-- Begin DATASET EXCERPTS --

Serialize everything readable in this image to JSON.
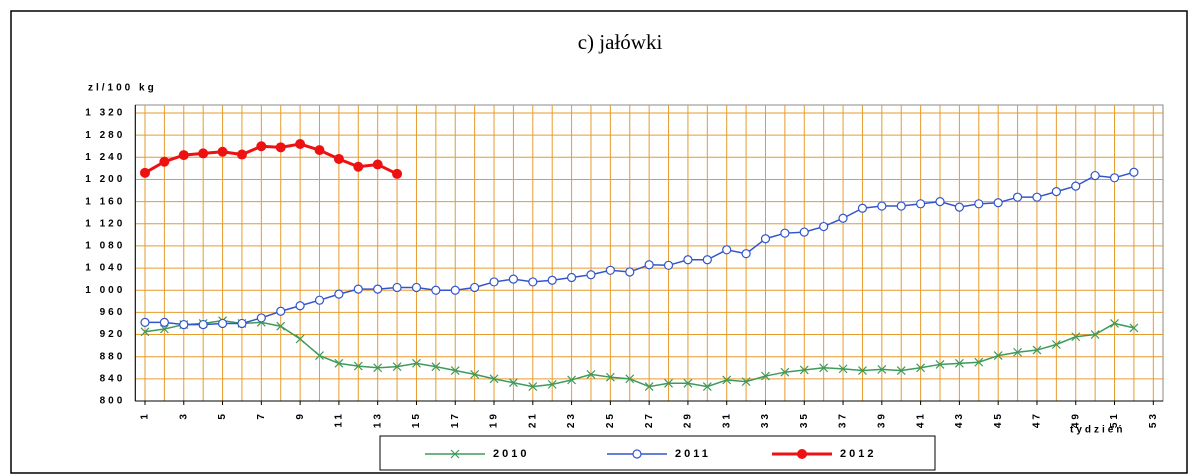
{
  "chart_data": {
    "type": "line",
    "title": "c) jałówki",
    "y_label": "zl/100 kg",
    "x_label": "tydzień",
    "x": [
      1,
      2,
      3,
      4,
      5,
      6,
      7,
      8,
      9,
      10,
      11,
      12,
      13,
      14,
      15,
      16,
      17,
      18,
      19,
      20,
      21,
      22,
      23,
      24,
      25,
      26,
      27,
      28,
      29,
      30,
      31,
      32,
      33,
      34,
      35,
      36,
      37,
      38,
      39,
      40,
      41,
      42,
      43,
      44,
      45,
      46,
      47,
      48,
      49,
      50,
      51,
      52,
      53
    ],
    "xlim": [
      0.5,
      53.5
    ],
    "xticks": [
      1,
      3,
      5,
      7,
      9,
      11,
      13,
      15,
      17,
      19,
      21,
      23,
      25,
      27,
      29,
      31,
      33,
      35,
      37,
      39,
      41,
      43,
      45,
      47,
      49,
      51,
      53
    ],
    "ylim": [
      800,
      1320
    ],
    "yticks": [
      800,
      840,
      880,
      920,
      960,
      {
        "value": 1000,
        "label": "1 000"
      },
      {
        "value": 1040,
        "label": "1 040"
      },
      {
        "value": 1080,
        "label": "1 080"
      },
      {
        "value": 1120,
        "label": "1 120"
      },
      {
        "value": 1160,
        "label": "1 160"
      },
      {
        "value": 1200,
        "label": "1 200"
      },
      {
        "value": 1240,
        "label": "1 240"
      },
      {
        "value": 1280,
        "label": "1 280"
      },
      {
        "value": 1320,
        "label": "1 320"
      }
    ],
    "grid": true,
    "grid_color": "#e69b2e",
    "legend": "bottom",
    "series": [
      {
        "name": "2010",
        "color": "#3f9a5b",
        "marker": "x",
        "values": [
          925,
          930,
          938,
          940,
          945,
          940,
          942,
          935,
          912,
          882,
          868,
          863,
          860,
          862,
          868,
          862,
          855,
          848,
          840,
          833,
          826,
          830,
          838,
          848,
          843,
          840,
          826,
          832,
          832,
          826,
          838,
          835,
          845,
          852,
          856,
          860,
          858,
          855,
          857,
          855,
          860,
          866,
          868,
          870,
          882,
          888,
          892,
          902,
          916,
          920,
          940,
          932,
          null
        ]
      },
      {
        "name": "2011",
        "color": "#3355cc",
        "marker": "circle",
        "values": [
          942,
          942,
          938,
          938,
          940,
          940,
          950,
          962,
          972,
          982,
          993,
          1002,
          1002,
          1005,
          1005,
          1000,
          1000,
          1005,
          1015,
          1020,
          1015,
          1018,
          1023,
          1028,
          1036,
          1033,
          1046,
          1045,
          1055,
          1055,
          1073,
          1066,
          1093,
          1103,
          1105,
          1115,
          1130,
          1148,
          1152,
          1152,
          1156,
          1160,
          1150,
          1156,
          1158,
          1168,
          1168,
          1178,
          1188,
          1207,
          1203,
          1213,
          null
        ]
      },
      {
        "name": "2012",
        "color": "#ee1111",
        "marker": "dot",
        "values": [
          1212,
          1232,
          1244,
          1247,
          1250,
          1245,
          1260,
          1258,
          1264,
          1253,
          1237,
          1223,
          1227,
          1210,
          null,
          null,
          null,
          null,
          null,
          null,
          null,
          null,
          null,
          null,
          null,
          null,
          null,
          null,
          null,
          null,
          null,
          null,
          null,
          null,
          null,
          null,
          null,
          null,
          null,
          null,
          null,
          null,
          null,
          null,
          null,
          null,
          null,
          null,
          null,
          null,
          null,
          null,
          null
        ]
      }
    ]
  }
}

-- End DATASET EXCERPTS --

Repeat all of the data above word for word, minus the pictures.

FINAL ANSWER:
Serialize everything readable in this image to JSON.
{
  "chart_data": {
    "type": "line",
    "title": "c) jałówki",
    "y_label": "zl/100 kg",
    "x_label": "tydzień",
    "x": [
      1,
      2,
      3,
      4,
      5,
      6,
      7,
      8,
      9,
      10,
      11,
      12,
      13,
      14,
      15,
      16,
      17,
      18,
      19,
      20,
      21,
      22,
      23,
      24,
      25,
      26,
      27,
      28,
      29,
      30,
      31,
      32,
      33,
      34,
      35,
      36,
      37,
      38,
      39,
      40,
      41,
      42,
      43,
      44,
      45,
      46,
      47,
      48,
      49,
      50,
      51,
      52,
      53
    ],
    "xlim": [
      0.5,
      53.5
    ],
    "xticks": [
      1,
      3,
      5,
      7,
      9,
      11,
      13,
      15,
      17,
      19,
      21,
      23,
      25,
      27,
      29,
      31,
      33,
      35,
      37,
      39,
      41,
      43,
      45,
      47,
      49,
      51,
      53
    ],
    "ylim": [
      800,
      1320
    ],
    "yticks": [
      800,
      840,
      880,
      920,
      960,
      {
        "value": 1000,
        "label": "1 000"
      },
      {
        "value": 1040,
        "label": "1 040"
      },
      {
        "value": 1080,
        "label": "1 080"
      },
      {
        "value": 1120,
        "label": "1 120"
      },
      {
        "value": 1160,
        "label": "1 160"
      },
      {
        "value": 1200,
        "label": "1 200"
      },
      {
        "value": 1240,
        "label": "1 240"
      },
      {
        "value": 1280,
        "label": "1 280"
      },
      {
        "value": 1320,
        "label": "1 320"
      }
    ],
    "grid": true,
    "grid_color": "#e69b2e",
    "legend": "bottom",
    "series": [
      {
        "name": "2010",
        "color": "#3f9a5b",
        "marker": "x",
        "values": [
          925,
          930,
          938,
          940,
          945,
          940,
          942,
          935,
          912,
          882,
          868,
          863,
          860,
          862,
          868,
          862,
          855,
          848,
          840,
          833,
          826,
          830,
          838,
          848,
          843,
          840,
          826,
          832,
          832,
          826,
          838,
          835,
          845,
          852,
          856,
          860,
          858,
          855,
          857,
          855,
          860,
          866,
          868,
          870,
          882,
          888,
          892,
          902,
          916,
          920,
          940,
          932,
          null
        ]
      },
      {
        "name": "2011",
        "color": "#3355cc",
        "marker": "circle",
        "values": [
          942,
          942,
          938,
          938,
          940,
          940,
          950,
          962,
          972,
          982,
          993,
          1002,
          1002,
          1005,
          1005,
          1000,
          1000,
          1005,
          1015,
          1020,
          1015,
          1018,
          1023,
          1028,
          1036,
          1033,
          1046,
          1045,
          1055,
          1055,
          1073,
          1066,
          1093,
          1103,
          1105,
          1115,
          1130,
          1148,
          1152,
          1152,
          1156,
          1160,
          1150,
          1156,
          1158,
          1168,
          1168,
          1178,
          1188,
          1207,
          1203,
          1213,
          null
        ]
      },
      {
        "name": "2012",
        "color": "#ee1111",
        "marker": "dot",
        "values": [
          1212,
          1232,
          1244,
          1247,
          1250,
          1245,
          1260,
          1258,
          1264,
          1253,
          1237,
          1223,
          1227,
          1210,
          null,
          null,
          null,
          null,
          null,
          null,
          null,
          null,
          null,
          null,
          null,
          null,
          null,
          null,
          null,
          null,
          null,
          null,
          null,
          null,
          null,
          null,
          null,
          null,
          null,
          null,
          null,
          null,
          null,
          null,
          null,
          null,
          null,
          null,
          null,
          null,
          null,
          null,
          null
        ]
      }
    ]
  }
}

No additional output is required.